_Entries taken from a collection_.
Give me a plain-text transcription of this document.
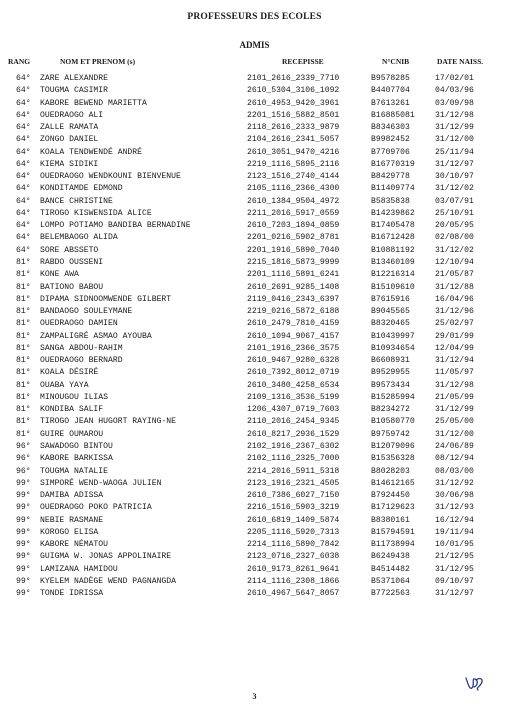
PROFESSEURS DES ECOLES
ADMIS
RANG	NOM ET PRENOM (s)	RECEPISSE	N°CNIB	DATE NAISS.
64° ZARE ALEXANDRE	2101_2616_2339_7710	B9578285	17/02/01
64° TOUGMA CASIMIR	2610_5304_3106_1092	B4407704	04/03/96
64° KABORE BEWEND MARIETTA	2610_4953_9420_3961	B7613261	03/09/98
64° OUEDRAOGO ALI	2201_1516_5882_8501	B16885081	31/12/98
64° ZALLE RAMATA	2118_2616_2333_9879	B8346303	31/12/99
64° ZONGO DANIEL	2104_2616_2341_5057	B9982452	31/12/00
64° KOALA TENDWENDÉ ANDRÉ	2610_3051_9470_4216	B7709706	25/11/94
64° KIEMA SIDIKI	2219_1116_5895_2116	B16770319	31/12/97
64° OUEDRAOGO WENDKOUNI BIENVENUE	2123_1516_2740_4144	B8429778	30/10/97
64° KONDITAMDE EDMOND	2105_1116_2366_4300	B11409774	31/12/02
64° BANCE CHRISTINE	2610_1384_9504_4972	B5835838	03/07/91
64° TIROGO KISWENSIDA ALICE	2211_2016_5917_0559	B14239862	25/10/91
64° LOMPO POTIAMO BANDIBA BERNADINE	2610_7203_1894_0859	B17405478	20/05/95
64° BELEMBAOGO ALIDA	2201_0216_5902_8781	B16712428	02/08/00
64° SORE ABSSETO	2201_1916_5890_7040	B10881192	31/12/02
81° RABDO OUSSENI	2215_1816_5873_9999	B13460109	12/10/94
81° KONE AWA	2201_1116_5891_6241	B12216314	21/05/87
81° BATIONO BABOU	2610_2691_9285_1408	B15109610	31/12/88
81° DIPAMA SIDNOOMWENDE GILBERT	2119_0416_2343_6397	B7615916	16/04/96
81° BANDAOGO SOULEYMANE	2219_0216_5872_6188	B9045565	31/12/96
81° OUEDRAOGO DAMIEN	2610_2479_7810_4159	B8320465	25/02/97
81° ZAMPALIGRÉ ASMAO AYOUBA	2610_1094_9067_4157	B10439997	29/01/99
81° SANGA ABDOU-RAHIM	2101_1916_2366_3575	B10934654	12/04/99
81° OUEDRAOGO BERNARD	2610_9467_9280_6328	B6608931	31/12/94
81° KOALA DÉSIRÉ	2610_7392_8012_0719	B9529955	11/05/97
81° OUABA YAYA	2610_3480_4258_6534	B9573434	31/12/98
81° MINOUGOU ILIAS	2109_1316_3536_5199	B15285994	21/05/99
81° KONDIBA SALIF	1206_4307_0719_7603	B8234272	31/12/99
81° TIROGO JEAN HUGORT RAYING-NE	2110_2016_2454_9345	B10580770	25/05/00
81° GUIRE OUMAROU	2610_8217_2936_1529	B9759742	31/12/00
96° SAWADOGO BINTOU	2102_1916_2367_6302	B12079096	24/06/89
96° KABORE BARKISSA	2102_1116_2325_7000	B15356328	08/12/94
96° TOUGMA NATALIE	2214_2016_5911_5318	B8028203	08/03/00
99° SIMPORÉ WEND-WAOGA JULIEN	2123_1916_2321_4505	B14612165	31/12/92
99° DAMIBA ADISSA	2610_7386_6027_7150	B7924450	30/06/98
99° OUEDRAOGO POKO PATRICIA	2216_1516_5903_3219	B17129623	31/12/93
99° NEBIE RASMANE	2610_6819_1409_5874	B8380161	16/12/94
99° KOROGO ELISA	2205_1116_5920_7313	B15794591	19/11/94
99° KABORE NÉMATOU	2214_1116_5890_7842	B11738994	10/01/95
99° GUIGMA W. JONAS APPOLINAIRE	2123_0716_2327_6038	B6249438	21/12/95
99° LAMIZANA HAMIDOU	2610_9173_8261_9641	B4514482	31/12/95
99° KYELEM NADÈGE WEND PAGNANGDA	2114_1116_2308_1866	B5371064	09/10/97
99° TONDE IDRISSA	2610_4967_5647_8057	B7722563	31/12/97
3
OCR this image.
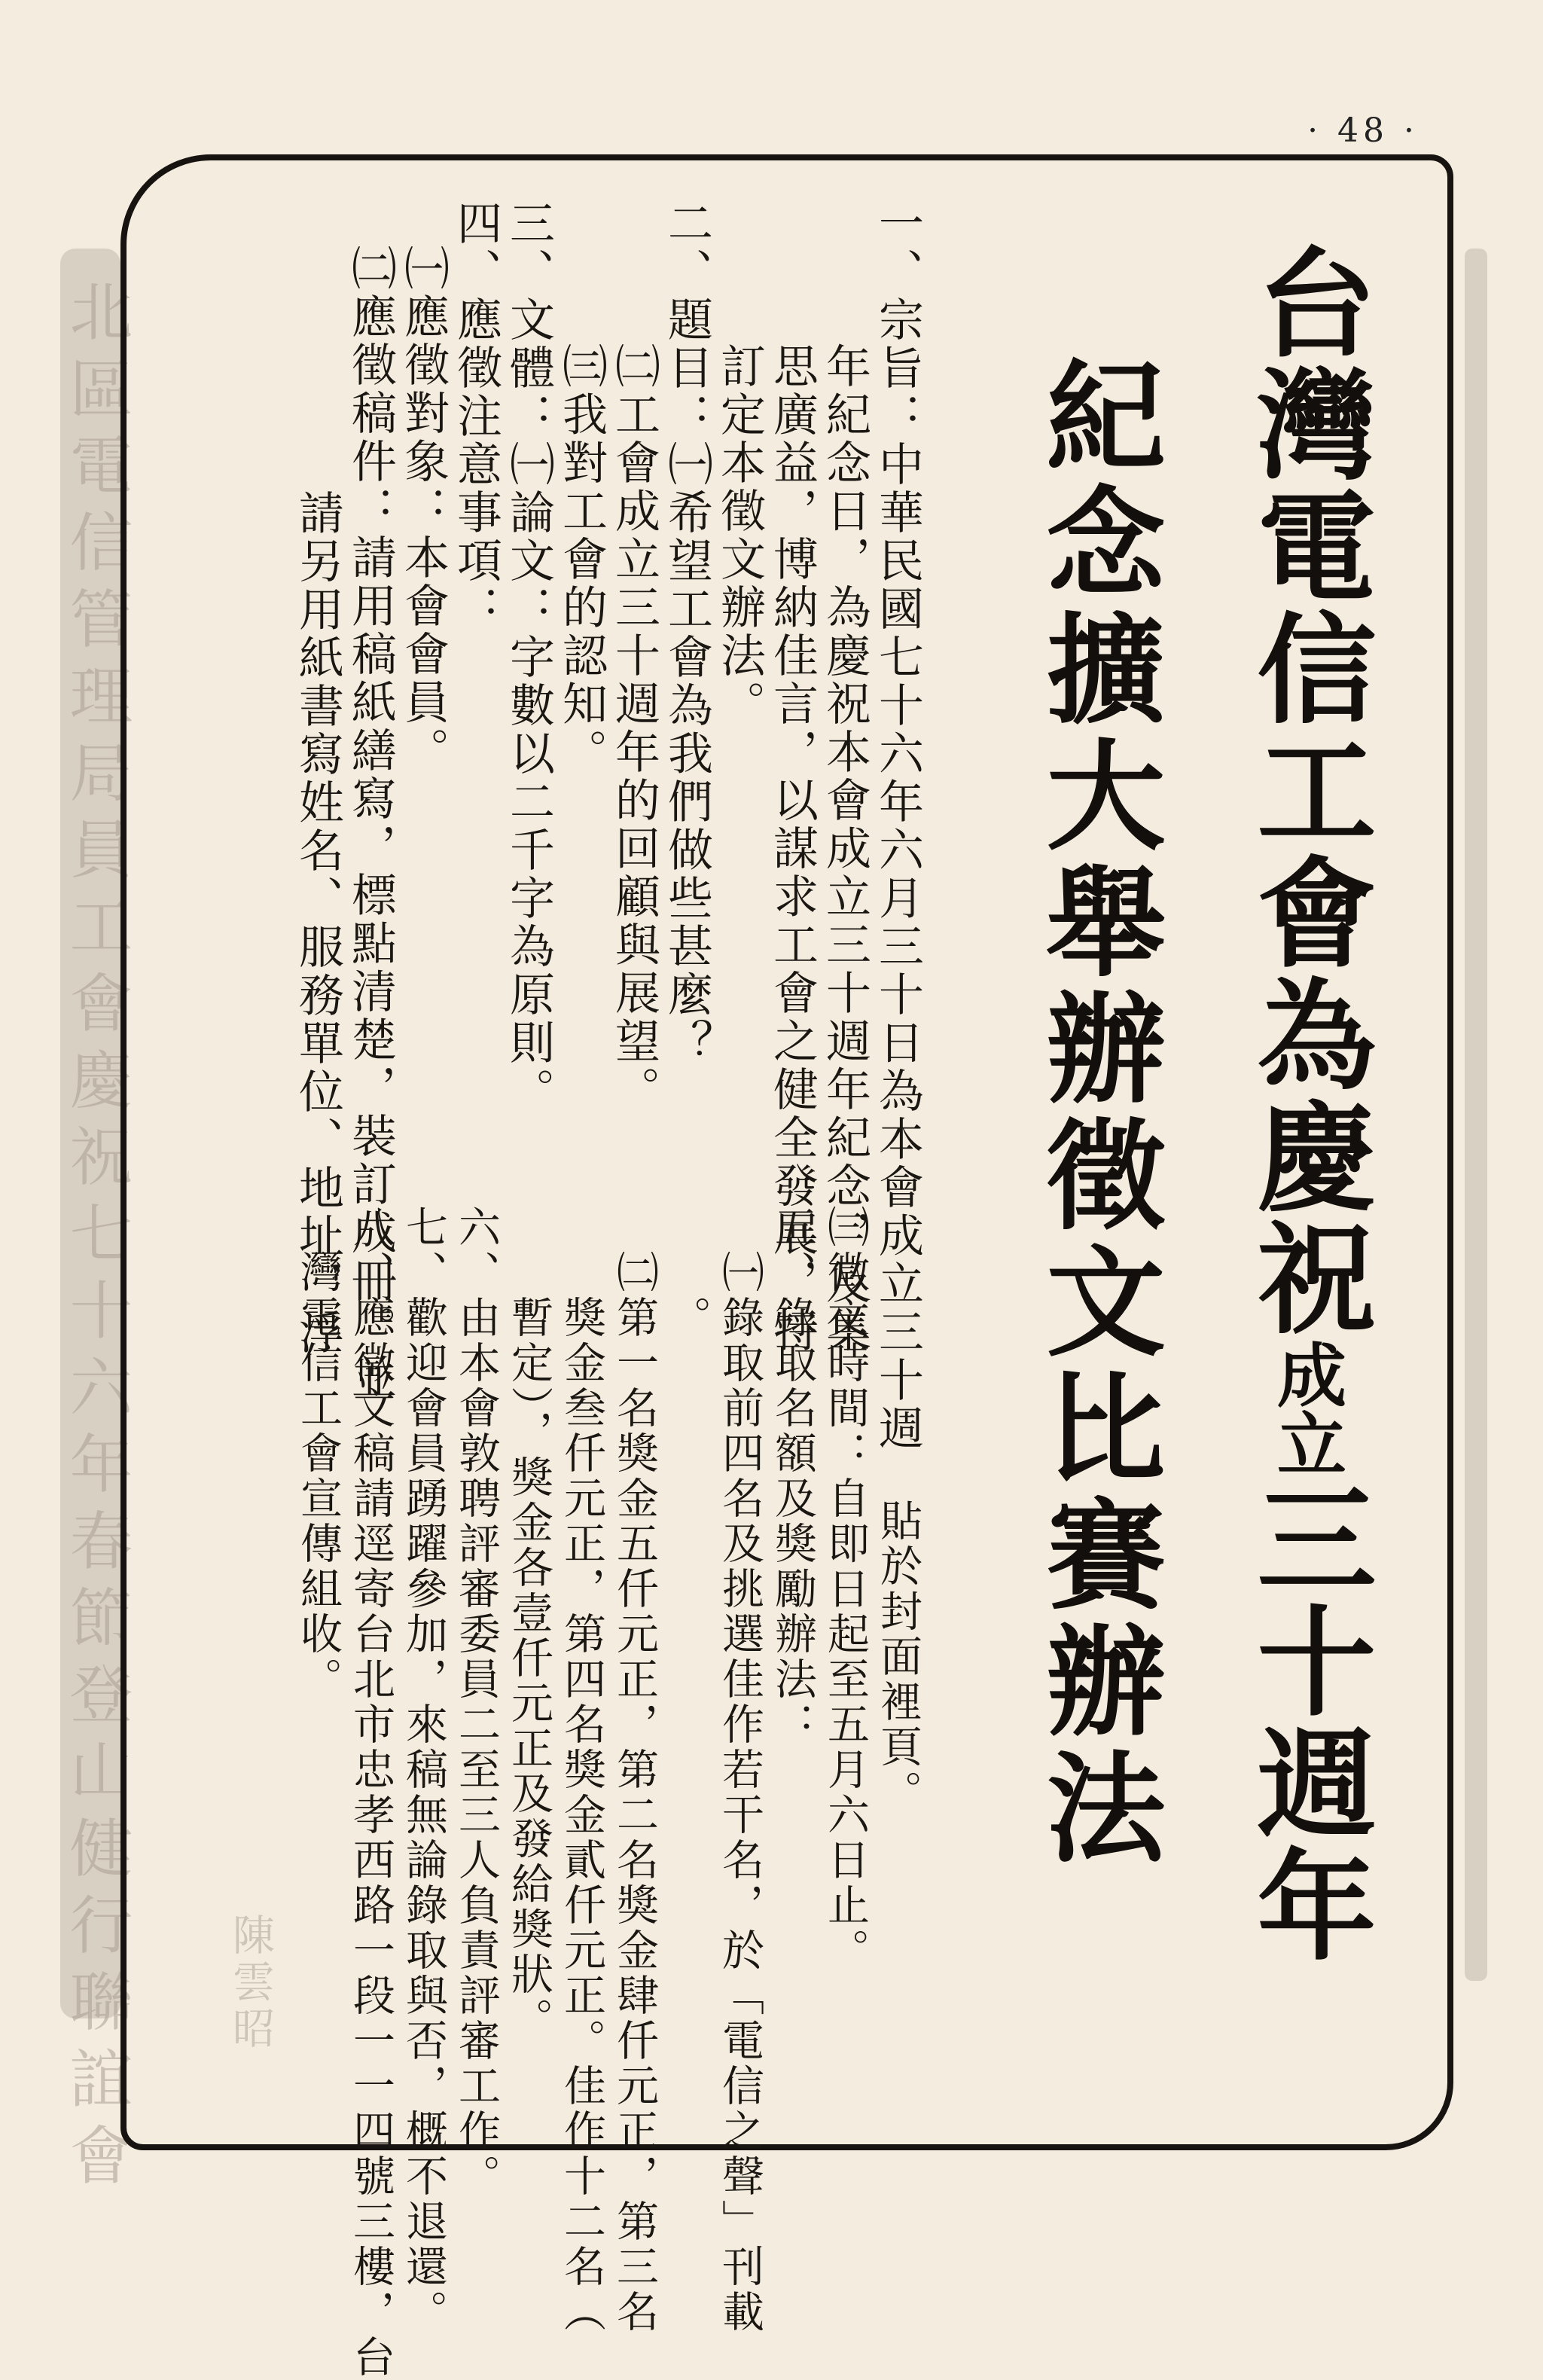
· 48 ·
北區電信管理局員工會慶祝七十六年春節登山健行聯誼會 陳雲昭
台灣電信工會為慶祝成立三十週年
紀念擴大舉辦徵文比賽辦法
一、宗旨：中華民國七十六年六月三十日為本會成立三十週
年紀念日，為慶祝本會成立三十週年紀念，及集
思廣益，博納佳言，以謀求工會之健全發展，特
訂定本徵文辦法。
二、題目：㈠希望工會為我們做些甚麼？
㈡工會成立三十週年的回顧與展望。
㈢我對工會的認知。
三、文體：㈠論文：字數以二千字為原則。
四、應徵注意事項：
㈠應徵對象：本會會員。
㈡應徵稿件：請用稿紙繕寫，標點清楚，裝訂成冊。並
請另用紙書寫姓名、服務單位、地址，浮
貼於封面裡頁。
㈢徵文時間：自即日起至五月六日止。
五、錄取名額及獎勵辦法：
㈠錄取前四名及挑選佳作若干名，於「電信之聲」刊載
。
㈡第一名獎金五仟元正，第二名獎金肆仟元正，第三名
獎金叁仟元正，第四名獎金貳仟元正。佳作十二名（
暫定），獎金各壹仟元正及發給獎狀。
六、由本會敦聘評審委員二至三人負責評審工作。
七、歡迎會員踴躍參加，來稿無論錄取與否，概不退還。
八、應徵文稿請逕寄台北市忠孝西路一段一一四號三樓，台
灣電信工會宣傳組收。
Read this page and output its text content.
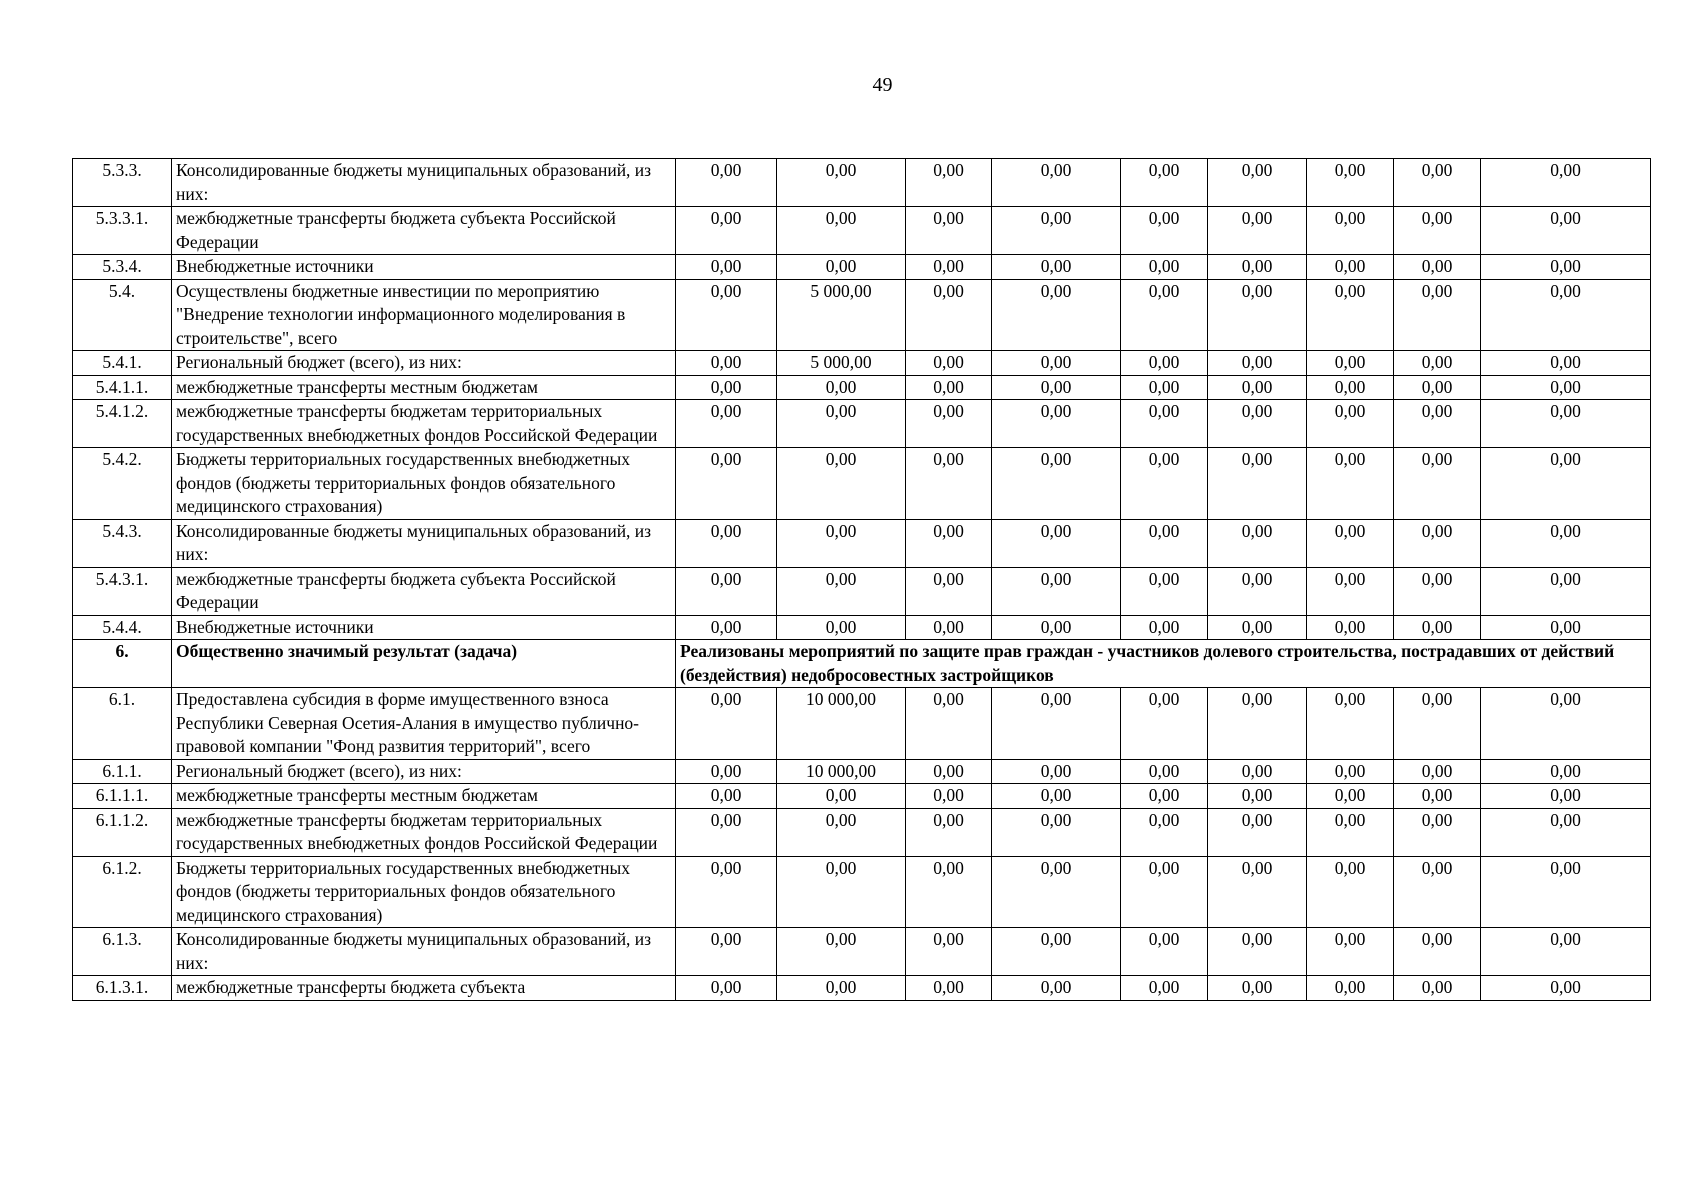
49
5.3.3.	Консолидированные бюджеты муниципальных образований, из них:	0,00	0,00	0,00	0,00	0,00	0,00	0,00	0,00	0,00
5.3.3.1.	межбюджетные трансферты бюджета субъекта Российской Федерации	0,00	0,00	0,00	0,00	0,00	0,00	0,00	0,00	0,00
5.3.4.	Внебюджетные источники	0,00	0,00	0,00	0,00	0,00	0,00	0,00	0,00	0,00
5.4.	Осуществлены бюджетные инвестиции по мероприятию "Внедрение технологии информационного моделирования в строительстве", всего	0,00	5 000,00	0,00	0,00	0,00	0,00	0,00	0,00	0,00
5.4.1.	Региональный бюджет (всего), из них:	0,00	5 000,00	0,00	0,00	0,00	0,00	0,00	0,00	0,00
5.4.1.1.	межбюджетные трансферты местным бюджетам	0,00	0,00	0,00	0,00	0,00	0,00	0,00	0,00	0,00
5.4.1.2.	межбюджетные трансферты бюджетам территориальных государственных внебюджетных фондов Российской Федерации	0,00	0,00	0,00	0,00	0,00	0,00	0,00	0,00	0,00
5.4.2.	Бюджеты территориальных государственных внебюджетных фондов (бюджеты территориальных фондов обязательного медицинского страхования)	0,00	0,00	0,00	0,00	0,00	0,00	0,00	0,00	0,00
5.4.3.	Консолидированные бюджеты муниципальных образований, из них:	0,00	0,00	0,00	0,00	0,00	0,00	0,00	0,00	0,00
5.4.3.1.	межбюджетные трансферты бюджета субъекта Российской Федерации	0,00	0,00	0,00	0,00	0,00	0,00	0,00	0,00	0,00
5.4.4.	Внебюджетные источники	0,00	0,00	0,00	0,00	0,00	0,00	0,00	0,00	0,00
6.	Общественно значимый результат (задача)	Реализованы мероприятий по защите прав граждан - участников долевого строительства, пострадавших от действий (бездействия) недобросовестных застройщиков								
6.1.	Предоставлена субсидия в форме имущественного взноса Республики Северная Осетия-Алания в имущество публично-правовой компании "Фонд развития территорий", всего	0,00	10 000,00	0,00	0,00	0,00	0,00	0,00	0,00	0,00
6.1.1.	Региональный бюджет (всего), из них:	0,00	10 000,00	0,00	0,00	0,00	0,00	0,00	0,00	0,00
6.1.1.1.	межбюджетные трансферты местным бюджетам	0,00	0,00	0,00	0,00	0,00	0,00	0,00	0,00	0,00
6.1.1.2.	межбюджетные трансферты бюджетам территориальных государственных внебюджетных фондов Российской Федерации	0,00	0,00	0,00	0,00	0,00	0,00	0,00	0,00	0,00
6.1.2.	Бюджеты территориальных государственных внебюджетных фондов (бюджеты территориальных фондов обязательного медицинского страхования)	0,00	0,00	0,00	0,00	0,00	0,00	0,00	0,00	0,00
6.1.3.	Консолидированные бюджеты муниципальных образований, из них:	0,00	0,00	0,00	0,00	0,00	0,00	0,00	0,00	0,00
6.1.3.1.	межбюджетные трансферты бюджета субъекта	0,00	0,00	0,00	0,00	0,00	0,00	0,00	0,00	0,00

_To do_.
Using the entries above, state how many lines include the word "местным", with no other words.

_Written reply_.
2